### WHAT IS BEING ASKED
If a line of the material holds the string "Kulkarni", please copy it.

### SOURCE DATA
^^^^^^^^^^^^^^^^
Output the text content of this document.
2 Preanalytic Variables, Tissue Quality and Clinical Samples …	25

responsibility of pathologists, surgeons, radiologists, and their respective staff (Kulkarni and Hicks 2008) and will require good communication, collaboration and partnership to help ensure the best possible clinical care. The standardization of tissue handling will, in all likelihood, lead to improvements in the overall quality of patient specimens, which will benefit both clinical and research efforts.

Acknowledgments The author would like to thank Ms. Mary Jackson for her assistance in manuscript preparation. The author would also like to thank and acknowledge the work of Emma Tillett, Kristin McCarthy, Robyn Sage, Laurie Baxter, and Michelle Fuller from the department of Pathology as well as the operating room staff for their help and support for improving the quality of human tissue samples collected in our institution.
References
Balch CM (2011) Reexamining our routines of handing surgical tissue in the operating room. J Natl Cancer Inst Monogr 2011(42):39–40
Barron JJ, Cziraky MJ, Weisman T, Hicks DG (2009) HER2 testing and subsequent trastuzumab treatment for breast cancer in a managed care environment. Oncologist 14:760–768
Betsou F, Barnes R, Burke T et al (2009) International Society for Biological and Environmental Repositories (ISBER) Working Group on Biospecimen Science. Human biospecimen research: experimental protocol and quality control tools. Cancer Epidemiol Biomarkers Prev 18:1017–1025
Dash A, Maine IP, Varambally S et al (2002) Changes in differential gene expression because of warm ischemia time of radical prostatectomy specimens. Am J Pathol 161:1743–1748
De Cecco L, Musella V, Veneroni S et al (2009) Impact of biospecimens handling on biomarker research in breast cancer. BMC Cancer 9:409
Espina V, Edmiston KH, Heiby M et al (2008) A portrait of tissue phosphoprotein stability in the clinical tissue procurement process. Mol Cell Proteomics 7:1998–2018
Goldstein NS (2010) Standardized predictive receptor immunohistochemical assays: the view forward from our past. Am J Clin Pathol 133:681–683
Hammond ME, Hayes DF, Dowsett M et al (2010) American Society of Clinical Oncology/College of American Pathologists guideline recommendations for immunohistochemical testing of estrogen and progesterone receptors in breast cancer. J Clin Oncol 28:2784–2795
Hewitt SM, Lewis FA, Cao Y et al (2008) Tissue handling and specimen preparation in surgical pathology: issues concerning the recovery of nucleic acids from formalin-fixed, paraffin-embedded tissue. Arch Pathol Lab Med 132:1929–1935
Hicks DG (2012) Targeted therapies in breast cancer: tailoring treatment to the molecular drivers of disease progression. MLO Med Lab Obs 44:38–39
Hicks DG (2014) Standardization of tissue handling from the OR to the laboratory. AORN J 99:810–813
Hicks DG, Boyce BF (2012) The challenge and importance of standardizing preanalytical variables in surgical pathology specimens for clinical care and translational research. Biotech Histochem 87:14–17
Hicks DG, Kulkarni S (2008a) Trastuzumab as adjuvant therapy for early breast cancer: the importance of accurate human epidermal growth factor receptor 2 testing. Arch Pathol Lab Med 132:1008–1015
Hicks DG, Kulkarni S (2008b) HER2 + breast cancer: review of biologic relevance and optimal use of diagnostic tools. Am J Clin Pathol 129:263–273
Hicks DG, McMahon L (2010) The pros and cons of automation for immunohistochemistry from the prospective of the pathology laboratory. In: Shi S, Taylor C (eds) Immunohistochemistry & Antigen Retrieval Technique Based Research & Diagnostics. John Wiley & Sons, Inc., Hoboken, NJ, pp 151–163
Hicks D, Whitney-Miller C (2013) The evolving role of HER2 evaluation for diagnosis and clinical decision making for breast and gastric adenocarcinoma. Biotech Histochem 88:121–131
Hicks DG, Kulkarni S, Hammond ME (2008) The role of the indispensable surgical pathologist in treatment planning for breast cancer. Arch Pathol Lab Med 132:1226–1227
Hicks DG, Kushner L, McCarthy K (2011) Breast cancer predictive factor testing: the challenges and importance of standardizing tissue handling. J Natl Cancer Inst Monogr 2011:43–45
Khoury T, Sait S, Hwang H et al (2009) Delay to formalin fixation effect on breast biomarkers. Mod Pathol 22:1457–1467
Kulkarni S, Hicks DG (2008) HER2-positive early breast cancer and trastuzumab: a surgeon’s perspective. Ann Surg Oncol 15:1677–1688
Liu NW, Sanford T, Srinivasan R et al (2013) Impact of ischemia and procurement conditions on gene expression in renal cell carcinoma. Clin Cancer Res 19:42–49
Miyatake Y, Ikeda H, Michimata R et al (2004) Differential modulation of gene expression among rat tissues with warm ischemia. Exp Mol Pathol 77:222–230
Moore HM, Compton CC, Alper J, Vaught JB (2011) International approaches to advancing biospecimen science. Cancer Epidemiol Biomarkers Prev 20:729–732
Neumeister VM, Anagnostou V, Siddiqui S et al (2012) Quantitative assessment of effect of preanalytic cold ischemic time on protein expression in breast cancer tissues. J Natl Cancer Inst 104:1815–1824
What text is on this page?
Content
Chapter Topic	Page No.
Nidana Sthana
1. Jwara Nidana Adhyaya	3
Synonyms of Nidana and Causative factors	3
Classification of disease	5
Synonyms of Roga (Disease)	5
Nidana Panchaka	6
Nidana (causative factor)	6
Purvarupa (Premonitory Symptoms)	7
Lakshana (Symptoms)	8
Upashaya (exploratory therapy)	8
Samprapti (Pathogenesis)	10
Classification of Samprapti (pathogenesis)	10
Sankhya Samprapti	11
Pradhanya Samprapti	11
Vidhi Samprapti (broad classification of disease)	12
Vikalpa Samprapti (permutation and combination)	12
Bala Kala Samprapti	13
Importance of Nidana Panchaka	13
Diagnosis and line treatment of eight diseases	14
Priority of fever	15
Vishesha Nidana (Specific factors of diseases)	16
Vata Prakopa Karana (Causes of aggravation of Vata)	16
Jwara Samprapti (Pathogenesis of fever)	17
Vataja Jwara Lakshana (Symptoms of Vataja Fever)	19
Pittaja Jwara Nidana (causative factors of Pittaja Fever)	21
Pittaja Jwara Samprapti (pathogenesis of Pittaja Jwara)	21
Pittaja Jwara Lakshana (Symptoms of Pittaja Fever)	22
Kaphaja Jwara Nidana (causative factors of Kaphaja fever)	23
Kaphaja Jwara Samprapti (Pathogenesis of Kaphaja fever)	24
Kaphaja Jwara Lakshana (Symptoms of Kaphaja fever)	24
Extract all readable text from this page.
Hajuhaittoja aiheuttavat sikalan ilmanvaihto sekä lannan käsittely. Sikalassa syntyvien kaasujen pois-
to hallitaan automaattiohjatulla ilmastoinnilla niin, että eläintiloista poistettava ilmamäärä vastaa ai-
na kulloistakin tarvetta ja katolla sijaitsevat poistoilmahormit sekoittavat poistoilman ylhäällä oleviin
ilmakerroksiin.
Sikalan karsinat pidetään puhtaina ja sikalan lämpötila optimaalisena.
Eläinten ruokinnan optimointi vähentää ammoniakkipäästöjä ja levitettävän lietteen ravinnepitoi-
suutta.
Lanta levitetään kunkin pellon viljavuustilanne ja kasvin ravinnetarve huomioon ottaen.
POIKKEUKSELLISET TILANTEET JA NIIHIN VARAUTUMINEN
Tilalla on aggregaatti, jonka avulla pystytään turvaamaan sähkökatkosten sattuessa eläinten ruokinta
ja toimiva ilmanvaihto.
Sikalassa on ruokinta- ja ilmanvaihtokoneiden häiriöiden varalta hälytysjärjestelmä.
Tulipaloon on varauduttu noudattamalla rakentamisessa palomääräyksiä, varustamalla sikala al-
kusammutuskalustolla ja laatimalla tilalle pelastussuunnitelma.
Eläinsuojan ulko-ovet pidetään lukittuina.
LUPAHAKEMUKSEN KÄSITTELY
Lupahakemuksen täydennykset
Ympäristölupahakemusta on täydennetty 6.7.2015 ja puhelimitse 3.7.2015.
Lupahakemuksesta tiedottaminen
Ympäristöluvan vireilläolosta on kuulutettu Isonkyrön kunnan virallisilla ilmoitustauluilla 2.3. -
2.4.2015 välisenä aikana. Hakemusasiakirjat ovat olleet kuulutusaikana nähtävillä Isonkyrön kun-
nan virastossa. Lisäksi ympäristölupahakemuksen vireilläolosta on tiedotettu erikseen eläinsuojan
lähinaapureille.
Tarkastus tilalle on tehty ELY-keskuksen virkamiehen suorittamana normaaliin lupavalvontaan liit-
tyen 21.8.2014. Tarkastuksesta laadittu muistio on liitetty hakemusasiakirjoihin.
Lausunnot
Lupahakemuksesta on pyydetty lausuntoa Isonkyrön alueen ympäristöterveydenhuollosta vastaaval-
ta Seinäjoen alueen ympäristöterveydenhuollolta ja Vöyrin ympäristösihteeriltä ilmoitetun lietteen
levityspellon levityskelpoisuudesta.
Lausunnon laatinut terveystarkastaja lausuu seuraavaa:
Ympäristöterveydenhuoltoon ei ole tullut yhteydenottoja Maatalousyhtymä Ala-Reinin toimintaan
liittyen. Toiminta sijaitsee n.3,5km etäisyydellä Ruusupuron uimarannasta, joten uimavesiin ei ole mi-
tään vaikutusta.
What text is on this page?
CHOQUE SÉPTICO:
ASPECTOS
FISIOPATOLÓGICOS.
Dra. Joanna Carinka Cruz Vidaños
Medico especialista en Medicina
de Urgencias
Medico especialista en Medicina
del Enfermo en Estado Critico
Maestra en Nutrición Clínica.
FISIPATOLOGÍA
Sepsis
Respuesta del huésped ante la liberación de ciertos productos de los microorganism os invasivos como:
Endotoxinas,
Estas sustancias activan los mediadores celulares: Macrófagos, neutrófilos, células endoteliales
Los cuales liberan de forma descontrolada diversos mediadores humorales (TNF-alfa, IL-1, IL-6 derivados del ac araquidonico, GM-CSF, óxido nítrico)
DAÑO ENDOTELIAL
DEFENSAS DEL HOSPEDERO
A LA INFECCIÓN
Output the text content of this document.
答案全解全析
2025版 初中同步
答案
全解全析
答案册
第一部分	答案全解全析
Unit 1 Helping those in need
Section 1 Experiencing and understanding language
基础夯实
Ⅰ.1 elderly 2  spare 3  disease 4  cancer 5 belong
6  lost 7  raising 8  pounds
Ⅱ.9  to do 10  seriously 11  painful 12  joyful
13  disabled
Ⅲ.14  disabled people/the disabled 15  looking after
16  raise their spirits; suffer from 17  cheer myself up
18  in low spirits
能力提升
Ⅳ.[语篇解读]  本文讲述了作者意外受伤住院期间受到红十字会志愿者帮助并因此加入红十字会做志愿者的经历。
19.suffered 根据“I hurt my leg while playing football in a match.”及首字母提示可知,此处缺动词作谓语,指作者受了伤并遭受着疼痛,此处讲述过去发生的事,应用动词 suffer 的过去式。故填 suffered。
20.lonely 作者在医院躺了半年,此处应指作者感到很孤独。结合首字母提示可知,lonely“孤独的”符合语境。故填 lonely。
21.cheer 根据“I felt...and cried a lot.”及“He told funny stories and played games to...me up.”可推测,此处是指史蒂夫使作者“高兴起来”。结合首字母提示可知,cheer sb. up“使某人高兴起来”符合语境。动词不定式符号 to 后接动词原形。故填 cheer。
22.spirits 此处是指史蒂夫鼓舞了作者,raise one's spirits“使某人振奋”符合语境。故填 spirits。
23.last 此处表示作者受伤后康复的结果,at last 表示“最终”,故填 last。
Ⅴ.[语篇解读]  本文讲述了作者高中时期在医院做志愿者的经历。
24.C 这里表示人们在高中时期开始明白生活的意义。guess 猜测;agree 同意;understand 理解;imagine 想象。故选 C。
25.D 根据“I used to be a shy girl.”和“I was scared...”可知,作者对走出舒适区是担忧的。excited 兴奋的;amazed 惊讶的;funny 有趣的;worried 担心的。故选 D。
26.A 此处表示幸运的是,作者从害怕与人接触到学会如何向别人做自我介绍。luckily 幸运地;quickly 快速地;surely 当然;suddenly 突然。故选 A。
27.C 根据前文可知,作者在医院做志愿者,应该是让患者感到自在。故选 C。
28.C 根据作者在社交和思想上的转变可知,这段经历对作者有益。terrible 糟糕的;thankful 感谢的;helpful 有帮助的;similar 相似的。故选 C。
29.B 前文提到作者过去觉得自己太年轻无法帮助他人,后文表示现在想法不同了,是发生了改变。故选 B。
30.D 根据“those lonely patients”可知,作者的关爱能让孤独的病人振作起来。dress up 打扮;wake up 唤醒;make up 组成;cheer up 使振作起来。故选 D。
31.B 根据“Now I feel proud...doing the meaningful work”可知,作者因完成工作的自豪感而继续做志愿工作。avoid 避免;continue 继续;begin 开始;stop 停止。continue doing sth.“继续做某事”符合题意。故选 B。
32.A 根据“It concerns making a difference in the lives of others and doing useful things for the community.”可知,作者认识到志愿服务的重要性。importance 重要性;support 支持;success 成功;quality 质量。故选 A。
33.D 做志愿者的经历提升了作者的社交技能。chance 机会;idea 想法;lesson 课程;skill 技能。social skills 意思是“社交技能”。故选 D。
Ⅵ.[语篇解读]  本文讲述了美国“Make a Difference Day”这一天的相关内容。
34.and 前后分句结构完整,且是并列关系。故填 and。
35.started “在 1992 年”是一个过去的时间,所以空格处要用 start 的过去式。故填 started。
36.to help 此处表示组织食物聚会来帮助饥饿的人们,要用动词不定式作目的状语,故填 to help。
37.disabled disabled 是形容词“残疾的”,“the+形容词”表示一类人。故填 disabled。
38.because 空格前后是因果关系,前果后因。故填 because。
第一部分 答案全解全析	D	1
^^^^^^^^^^^^^^^^
### SOLVED EXERCISE
responsibility of pathologists, surgeons, radiologists, and their respective staff (Kulkarni and Hicks 2008) and will require good communication, collaboration and partnership to help ensure the best possible clinical care. The standardization of tissue handling will, in all likelihood, lead to improvements in the overall quality of patient specimens, which will benefit both clinical and research efforts.
Hicks DG, Kulkarni S (2008a) Trastuzumab as adjuvant therapy for early breast cancer: the importance of accurate human epidermal growth factor receptor 2 testing. Arch Pathol Lab Med 132:1008–1015
Hicks DG, Kulkarni S (2008b) HER2 + breast cancer: review of biologic relevance and optimal use of diagnostic tools. Am J Clin Pathol 129:263–273
Hicks DG, Kulkarni S, Hammond ME (2008) The role of the indispensable surgical pathologist in treatment planning for breast cancer. Arch Pathol Lab Med 132:1226–1227
Kulkarni S, Hicks DG (2008) HER2-positive early breast cancer and trastuzumab: a surgeon’s perspective. Ann Surg Oncol 15:1677–1688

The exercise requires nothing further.